- [PROBLEM DESCRIPTION]: Lines containing the string "مالک" are to be collected in full.

- [INFORMATION GIVEN]:

####

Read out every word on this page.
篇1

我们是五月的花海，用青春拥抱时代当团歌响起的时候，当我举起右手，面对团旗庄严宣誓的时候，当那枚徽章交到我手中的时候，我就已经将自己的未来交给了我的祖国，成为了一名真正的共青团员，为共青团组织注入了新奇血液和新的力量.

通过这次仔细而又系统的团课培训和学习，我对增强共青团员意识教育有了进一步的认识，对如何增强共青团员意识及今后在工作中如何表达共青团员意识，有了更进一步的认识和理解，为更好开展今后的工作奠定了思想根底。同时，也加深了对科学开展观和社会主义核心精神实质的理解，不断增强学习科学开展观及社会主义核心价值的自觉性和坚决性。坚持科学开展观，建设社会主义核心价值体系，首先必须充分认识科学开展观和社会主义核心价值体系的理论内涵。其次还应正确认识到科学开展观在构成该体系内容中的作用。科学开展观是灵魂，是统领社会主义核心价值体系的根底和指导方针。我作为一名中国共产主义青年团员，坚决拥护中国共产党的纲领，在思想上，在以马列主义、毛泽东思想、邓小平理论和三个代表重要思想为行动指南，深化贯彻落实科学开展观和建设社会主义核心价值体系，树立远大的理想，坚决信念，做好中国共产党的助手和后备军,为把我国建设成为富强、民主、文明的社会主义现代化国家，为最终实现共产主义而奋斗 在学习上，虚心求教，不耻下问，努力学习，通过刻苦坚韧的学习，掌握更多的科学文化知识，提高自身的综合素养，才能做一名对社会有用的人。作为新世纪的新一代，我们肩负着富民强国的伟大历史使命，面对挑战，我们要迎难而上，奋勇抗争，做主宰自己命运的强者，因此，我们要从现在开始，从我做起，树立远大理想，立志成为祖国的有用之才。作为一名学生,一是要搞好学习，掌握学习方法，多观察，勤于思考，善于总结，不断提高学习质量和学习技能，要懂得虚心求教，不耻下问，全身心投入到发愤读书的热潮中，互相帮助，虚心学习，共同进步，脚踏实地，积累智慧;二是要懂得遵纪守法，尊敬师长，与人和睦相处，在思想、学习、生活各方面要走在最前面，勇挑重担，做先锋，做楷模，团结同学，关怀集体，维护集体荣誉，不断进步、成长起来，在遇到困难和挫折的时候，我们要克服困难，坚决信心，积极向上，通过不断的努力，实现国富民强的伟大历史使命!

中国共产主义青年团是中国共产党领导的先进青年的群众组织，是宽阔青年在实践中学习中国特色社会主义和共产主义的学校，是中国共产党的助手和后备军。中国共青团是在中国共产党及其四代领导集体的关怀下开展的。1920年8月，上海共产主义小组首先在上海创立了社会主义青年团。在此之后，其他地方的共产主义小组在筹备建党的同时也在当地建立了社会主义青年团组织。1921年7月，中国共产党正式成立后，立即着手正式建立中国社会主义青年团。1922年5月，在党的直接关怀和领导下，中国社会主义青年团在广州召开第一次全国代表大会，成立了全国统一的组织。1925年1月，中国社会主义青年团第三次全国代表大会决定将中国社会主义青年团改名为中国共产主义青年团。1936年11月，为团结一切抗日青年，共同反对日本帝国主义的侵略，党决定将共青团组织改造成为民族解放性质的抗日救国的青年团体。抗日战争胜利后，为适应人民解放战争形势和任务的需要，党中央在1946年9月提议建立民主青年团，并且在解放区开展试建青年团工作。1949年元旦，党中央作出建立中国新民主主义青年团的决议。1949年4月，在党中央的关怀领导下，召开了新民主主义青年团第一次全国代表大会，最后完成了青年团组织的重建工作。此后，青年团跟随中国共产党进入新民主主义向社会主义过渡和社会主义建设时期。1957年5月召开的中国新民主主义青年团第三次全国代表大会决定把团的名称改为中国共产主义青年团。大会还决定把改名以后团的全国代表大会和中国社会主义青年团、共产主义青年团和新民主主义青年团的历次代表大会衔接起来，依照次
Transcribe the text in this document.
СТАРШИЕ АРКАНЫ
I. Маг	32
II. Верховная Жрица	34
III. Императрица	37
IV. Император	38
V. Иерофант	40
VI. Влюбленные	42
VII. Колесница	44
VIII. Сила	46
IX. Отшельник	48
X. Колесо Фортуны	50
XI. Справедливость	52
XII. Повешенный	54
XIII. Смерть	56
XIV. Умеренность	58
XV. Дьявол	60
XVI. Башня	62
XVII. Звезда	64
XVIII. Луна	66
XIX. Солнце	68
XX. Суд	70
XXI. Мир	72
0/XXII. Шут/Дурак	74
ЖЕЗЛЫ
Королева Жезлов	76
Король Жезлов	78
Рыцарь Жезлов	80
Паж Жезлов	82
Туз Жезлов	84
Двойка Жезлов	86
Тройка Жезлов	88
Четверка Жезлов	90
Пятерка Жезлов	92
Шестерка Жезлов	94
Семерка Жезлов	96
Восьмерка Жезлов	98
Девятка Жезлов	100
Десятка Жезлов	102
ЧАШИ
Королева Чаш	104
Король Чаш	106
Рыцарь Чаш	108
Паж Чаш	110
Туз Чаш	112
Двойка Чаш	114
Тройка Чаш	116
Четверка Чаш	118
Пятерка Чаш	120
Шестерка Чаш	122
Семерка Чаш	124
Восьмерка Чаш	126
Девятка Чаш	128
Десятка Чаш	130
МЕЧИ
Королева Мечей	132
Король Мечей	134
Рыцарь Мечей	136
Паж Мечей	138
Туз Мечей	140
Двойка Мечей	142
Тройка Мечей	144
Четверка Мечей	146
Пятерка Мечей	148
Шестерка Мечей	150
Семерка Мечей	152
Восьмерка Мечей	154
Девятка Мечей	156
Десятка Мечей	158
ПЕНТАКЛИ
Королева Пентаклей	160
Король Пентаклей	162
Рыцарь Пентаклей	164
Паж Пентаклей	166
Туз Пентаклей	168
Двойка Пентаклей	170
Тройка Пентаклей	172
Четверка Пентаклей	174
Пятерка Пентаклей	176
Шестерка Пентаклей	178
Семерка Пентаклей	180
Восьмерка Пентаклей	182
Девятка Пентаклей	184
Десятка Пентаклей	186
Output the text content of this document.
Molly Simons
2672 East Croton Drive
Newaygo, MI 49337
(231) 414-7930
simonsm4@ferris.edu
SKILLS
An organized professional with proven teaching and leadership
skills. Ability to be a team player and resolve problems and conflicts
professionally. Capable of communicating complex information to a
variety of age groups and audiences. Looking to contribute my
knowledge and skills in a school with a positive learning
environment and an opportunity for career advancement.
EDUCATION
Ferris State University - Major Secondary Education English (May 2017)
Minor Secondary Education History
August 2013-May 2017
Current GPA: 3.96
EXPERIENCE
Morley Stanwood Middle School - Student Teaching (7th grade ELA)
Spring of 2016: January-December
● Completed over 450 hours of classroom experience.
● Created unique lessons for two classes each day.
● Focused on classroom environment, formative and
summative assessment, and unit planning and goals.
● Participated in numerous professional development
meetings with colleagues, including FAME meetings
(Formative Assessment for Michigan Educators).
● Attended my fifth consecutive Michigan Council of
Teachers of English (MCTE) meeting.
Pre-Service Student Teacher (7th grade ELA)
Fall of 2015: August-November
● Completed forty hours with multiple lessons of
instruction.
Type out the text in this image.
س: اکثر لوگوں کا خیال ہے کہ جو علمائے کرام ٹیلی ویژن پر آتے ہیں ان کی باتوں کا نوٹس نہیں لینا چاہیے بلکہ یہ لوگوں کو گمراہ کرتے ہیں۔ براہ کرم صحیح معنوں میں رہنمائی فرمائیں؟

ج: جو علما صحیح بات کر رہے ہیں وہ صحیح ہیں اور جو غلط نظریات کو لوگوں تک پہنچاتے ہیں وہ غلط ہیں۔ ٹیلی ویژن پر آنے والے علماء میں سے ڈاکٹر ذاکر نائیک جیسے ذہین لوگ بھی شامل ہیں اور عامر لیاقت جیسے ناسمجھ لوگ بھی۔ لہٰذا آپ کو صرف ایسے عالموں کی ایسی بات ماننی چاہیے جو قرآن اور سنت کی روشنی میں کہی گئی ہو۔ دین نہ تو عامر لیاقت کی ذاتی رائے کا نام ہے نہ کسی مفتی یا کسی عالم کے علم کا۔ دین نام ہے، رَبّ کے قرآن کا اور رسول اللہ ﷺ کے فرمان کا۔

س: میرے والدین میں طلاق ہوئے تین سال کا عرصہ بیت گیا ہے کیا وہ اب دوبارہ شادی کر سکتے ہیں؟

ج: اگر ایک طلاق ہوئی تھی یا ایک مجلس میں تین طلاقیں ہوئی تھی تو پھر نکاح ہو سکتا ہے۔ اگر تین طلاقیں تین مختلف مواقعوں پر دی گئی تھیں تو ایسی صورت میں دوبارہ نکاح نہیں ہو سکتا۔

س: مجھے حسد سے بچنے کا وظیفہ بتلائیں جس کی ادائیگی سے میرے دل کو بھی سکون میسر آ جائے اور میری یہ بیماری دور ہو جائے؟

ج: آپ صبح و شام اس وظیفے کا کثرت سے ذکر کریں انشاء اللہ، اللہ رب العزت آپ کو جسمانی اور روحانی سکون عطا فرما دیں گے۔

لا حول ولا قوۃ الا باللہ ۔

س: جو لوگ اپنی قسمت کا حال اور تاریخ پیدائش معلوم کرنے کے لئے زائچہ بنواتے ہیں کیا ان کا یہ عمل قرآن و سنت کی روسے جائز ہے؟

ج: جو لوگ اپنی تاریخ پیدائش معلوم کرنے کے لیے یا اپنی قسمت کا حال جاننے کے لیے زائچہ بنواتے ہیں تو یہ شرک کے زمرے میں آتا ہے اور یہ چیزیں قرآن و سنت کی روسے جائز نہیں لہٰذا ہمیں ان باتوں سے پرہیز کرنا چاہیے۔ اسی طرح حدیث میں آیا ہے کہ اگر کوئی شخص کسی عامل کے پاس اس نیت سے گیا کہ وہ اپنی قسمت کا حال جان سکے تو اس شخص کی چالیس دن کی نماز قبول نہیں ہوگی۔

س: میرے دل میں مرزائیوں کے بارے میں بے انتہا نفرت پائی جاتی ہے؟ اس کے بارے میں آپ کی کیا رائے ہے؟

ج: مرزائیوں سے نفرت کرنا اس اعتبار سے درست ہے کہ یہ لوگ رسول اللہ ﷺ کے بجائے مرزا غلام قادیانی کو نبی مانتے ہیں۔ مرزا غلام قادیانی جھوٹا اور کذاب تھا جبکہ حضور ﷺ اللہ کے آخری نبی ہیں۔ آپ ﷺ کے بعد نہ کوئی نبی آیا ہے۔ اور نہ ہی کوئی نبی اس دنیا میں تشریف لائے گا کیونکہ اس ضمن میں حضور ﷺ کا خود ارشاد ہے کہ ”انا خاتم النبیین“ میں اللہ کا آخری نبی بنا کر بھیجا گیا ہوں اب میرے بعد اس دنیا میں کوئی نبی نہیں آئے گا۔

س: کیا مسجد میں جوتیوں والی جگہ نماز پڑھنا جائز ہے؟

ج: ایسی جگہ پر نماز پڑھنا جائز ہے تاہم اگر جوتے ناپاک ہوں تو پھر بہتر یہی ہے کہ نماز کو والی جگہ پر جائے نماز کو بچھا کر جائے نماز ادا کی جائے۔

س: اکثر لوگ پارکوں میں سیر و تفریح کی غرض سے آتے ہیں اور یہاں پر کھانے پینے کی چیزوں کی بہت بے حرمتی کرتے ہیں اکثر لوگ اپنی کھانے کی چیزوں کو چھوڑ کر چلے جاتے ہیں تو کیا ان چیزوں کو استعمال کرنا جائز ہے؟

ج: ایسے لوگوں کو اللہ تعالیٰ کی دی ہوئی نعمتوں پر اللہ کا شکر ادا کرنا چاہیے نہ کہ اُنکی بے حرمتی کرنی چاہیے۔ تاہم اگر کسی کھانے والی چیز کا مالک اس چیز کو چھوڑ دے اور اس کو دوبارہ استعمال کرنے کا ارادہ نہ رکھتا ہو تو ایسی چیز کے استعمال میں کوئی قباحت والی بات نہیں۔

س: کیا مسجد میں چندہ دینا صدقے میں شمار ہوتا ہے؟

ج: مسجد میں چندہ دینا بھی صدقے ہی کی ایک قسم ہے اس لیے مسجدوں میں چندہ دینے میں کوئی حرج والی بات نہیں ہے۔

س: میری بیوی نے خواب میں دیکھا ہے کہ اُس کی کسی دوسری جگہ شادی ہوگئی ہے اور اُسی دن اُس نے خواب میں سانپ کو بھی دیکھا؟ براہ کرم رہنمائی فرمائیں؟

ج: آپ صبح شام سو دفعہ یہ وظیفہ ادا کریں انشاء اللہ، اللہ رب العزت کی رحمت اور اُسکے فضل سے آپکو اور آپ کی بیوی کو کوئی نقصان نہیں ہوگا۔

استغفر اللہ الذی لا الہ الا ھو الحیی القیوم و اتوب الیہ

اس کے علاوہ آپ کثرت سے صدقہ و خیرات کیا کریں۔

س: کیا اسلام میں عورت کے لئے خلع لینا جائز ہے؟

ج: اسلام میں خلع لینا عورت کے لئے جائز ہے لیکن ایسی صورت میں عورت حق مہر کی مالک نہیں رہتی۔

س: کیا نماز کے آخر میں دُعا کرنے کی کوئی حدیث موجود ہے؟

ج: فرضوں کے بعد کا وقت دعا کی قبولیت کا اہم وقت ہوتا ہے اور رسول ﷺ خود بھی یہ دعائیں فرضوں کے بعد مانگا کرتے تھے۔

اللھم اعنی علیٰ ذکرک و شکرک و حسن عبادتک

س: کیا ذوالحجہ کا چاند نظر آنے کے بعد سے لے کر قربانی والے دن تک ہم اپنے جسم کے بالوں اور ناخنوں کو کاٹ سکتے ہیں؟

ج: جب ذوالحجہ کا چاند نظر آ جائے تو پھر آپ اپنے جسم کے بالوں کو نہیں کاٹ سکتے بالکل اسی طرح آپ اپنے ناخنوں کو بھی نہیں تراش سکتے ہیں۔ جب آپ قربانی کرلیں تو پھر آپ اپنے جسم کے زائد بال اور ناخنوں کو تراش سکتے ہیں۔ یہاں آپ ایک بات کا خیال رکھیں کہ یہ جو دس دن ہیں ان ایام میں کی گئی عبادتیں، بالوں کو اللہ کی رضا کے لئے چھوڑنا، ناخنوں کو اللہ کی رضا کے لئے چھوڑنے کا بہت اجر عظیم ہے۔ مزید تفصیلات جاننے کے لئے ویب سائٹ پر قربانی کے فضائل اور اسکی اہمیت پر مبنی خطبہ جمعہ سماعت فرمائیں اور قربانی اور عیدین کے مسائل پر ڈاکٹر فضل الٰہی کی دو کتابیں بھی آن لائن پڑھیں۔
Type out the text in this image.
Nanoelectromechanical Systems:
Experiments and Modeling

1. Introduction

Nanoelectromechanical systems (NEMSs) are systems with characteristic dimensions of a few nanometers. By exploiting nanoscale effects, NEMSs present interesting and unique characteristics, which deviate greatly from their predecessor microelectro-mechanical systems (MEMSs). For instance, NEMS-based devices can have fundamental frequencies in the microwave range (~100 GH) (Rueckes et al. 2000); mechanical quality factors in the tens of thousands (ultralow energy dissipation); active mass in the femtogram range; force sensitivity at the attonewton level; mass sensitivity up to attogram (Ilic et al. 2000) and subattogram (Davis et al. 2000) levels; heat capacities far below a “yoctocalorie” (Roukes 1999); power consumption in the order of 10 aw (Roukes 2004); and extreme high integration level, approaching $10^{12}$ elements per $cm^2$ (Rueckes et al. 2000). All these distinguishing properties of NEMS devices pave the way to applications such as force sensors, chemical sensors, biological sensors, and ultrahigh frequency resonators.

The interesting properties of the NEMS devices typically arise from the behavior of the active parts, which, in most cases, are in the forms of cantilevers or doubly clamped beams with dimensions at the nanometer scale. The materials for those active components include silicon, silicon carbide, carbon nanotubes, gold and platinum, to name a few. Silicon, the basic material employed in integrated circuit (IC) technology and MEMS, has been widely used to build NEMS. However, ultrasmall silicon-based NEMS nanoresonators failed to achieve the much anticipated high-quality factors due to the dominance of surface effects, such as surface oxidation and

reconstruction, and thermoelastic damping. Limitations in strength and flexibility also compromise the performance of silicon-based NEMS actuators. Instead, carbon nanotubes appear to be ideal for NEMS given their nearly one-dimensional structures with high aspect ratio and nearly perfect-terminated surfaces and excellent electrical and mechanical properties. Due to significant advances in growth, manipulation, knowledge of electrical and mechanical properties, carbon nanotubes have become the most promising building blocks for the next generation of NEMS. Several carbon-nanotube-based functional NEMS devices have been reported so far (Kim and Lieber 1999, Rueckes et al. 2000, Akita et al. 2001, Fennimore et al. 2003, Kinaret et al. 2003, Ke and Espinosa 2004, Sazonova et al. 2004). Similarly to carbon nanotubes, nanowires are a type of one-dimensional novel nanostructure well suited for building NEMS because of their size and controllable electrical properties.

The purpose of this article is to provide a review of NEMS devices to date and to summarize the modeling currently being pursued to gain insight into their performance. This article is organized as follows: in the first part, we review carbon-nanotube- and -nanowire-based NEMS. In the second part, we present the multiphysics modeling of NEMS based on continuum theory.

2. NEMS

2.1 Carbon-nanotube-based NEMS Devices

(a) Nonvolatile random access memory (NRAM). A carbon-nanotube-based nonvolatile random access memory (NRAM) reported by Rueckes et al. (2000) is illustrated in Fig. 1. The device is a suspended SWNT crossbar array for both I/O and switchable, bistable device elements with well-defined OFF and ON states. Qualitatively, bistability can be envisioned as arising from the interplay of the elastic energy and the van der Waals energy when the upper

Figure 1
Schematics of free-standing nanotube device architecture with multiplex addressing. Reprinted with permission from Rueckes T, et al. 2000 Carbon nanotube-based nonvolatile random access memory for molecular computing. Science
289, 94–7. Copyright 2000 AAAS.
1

####

- [RESPONSE TO THIS EXERCISE]:
ج: ایسے لوگوں کو اللہ تعالیٰ کی دی ہوئی نعمتوں پر اللہ کا شکر ادا کرنا چاہیے نہ کہ اُنکی بے حرمتی کرنی چاہیے۔ تاہم اگر کسی کھانے والی چیز کا مالک اس چیز کو چھوڑ دے اور اس کو دوبارہ استعمال کرنے کا ارادہ نہ رکھتا ہو تو ایسی چیز کے استعمال میں کوئی قباحت والی بات نہیں۔
ج: اسلام میں خلع لینا عورت کے لئے جائز ہے لیکن ایسی صورت میں عورت حق مہر کی مالک نہیں رہتی۔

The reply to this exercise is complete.